• [TASK DIRECTIONS]
Go through the data below. List every line that holds the word "marker".

• [INFORMATION SUPPLIED]
- - -
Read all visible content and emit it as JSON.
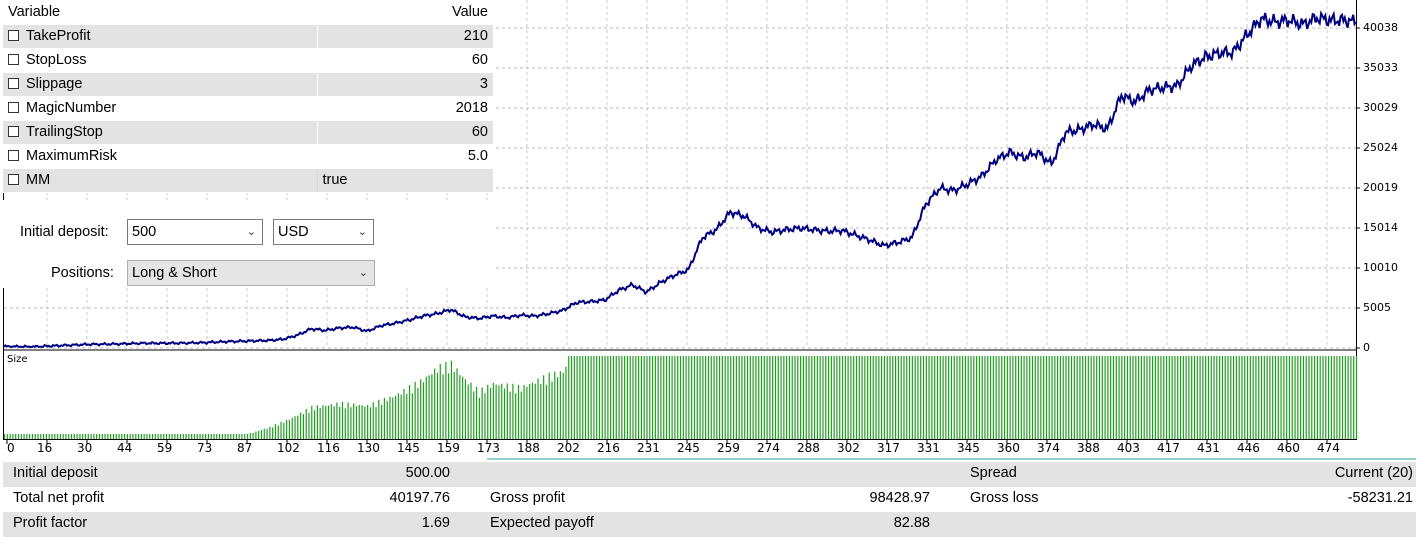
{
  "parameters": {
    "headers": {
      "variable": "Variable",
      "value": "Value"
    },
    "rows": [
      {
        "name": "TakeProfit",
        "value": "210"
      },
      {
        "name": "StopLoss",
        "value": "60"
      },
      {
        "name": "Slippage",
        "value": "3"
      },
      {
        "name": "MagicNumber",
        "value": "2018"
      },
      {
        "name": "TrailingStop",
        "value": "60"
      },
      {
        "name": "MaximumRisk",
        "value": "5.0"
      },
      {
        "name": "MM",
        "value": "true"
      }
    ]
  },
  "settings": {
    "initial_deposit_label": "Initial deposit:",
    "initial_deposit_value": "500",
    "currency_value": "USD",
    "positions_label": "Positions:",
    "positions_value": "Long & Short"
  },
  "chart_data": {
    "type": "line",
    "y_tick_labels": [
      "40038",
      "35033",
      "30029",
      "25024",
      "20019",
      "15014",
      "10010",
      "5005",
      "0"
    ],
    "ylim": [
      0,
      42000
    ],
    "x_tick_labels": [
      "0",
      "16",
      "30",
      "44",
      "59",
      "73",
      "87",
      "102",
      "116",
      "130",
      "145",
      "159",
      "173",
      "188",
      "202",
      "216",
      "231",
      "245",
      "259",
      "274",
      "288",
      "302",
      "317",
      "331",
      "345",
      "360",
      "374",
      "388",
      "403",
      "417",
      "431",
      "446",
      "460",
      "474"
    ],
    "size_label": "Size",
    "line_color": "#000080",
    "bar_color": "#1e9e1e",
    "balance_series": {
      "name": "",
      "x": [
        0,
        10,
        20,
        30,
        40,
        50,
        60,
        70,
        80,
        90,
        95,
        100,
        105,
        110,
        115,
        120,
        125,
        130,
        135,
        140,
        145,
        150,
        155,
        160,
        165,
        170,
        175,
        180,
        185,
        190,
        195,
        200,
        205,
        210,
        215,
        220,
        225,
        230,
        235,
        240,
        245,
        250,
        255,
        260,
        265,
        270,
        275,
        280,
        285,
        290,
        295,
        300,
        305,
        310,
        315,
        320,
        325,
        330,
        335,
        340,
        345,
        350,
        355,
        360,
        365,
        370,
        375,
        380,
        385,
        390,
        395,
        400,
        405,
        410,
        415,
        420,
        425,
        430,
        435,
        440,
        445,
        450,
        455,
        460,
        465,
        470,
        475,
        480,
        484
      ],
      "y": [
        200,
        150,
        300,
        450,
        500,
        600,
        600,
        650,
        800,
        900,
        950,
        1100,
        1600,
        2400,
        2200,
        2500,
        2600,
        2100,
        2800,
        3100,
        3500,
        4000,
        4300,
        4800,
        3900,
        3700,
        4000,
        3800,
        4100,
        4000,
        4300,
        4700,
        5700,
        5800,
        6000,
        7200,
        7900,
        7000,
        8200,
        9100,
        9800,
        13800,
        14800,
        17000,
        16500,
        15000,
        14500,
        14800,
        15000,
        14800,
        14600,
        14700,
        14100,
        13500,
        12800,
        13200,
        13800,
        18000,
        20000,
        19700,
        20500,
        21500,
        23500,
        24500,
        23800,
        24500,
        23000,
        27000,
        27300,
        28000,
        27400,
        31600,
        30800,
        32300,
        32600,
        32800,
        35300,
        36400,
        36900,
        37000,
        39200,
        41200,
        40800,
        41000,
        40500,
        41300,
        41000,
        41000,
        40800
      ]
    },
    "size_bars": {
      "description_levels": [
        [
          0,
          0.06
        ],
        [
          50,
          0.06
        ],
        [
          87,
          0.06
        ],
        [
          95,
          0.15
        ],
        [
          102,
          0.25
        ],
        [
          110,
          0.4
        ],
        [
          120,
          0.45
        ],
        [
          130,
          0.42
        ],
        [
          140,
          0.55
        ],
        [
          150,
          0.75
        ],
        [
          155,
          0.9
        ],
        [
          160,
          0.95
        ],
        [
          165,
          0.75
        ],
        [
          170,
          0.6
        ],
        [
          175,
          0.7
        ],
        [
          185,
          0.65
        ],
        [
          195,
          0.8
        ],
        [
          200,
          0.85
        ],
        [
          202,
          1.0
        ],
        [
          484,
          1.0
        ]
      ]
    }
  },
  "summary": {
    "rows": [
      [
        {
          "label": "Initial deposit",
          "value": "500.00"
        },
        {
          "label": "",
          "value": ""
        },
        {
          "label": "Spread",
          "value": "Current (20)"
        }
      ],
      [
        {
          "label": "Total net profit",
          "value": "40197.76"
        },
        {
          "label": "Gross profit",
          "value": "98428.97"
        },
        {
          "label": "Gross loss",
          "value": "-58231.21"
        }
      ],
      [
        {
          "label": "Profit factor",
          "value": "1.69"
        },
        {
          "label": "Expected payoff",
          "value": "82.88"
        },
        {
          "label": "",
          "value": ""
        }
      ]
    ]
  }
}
- - -
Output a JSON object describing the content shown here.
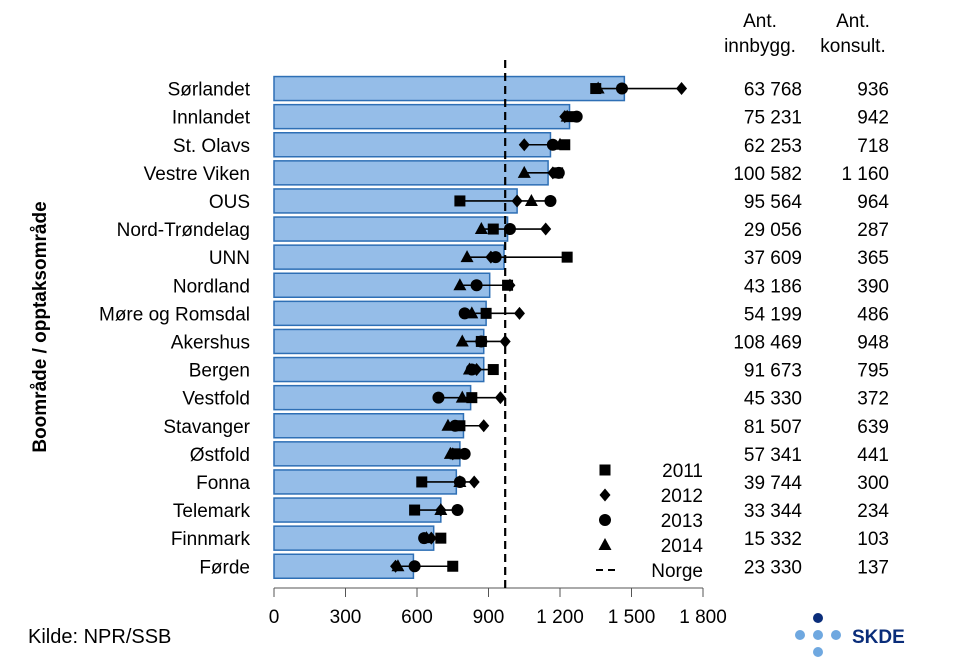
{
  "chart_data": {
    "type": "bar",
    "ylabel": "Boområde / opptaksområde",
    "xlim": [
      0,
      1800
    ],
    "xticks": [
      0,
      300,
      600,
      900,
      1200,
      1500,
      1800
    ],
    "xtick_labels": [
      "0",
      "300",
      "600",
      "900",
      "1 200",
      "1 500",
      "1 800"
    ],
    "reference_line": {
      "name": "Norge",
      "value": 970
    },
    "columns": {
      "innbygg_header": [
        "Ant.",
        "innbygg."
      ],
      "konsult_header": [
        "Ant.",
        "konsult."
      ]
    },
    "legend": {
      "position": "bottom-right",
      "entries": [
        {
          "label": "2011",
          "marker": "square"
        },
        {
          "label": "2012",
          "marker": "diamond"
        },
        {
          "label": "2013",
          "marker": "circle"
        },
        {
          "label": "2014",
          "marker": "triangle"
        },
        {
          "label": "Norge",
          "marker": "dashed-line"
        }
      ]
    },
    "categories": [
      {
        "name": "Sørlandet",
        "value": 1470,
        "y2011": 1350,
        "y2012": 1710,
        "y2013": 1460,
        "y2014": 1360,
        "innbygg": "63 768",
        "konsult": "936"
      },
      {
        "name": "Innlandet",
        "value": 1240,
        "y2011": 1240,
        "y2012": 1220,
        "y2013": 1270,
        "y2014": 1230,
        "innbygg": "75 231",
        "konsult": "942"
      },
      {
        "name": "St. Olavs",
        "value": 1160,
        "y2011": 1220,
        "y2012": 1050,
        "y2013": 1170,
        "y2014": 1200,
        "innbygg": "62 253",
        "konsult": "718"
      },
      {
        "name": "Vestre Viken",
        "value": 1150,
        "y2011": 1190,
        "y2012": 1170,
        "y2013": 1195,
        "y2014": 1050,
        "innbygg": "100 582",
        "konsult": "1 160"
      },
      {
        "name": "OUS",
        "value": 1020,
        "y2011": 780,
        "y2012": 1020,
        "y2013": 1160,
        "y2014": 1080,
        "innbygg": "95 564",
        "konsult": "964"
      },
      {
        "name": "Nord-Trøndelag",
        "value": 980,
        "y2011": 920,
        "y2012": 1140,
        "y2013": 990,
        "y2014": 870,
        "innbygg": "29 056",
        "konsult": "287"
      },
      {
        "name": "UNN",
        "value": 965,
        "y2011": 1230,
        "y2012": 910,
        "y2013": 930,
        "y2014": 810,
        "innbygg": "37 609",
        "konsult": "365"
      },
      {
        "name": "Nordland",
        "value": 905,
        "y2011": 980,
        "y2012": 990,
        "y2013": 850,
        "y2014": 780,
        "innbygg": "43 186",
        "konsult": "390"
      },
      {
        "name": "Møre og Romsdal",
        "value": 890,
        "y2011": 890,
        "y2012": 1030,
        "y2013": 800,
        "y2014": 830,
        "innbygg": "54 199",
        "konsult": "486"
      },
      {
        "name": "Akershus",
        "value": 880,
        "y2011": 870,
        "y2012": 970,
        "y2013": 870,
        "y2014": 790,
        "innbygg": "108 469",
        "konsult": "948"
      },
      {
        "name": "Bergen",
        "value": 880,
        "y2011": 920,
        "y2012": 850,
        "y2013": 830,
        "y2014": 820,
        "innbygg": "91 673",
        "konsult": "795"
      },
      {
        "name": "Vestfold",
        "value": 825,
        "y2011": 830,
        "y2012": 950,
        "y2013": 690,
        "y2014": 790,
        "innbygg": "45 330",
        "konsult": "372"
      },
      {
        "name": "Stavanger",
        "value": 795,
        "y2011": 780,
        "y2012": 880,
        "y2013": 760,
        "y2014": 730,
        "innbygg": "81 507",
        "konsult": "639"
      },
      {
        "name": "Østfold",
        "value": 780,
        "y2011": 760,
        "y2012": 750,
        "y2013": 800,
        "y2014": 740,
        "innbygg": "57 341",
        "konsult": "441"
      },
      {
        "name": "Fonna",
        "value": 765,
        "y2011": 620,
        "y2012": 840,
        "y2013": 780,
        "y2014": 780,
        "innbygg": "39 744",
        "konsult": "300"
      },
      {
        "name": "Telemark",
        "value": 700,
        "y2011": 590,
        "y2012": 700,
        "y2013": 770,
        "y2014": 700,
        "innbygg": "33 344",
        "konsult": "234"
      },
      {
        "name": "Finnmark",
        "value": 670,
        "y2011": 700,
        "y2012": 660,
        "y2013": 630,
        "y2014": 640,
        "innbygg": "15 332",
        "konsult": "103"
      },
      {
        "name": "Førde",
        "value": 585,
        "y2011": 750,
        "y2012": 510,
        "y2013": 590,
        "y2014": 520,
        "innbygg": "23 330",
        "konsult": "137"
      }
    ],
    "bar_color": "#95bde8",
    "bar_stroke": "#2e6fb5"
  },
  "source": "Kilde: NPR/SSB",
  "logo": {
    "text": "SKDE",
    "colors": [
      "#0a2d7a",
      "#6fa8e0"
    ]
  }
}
- - -
• [SOLVED PROBLEM]
          "marker": "square"
          "marker": "diamond"
          "marker": "circle"
          "marker": "triangle"
          "marker": "dashed-line"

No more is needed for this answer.